• [MATERIAL PROVIDED]
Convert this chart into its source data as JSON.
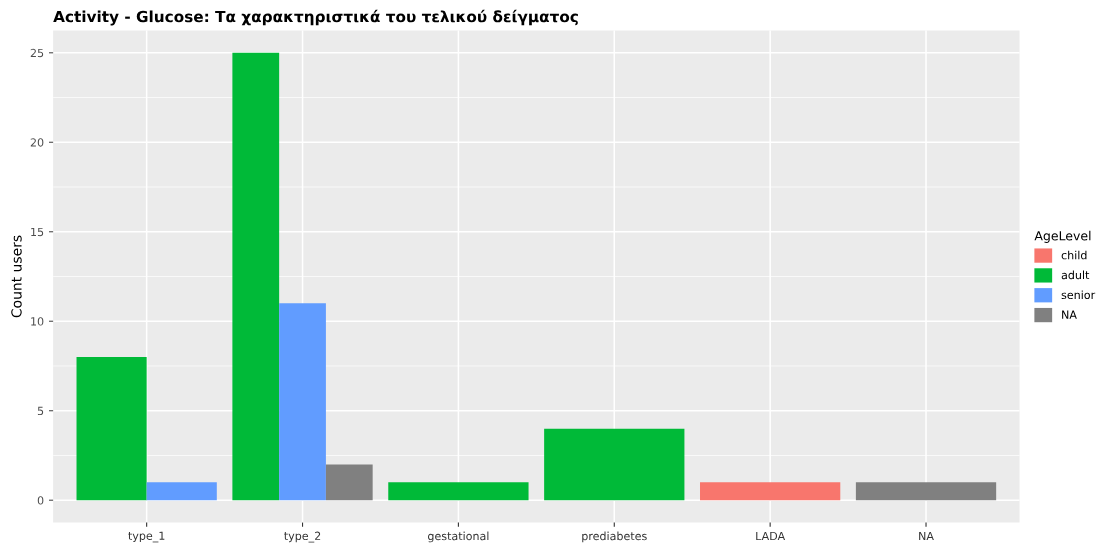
{
  "chart_data": {
    "type": "bar",
    "title": "Activity - Glucose: Τα χαρακτηριστικά του τελικού δείγματος",
    "ylabel": "Count users",
    "legend_title": "AgeLevel",
    "categories": [
      "type_1",
      "type_2",
      "gestational",
      "prediabetes",
      "LADA",
      "NA"
    ],
    "series": [
      {
        "name": "child",
        "color": "#f8766d",
        "values": [
          null,
          null,
          null,
          null,
          1,
          null
        ]
      },
      {
        "name": "adult",
        "color": "#00ba38",
        "values": [
          8,
          25,
          1,
          4,
          null,
          null
        ]
      },
      {
        "name": "senior",
        "color": "#619cff",
        "values": [
          1,
          11,
          null,
          null,
          null,
          null
        ]
      },
      {
        "name": "NA",
        "color": "#808080",
        "values": [
          null,
          2,
          null,
          null,
          null,
          1
        ]
      }
    ],
    "ylim": [
      -1.25,
      26.25
    ],
    "yticks": [
      0,
      5,
      10,
      15,
      20,
      25
    ],
    "grid": true,
    "legend": "right"
  }
}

• [INSTRUCTIONS TO FOLLOW]
Tally the lines above that contain the word "name", and reply with only the number.

• [FULL OUTPUT]
4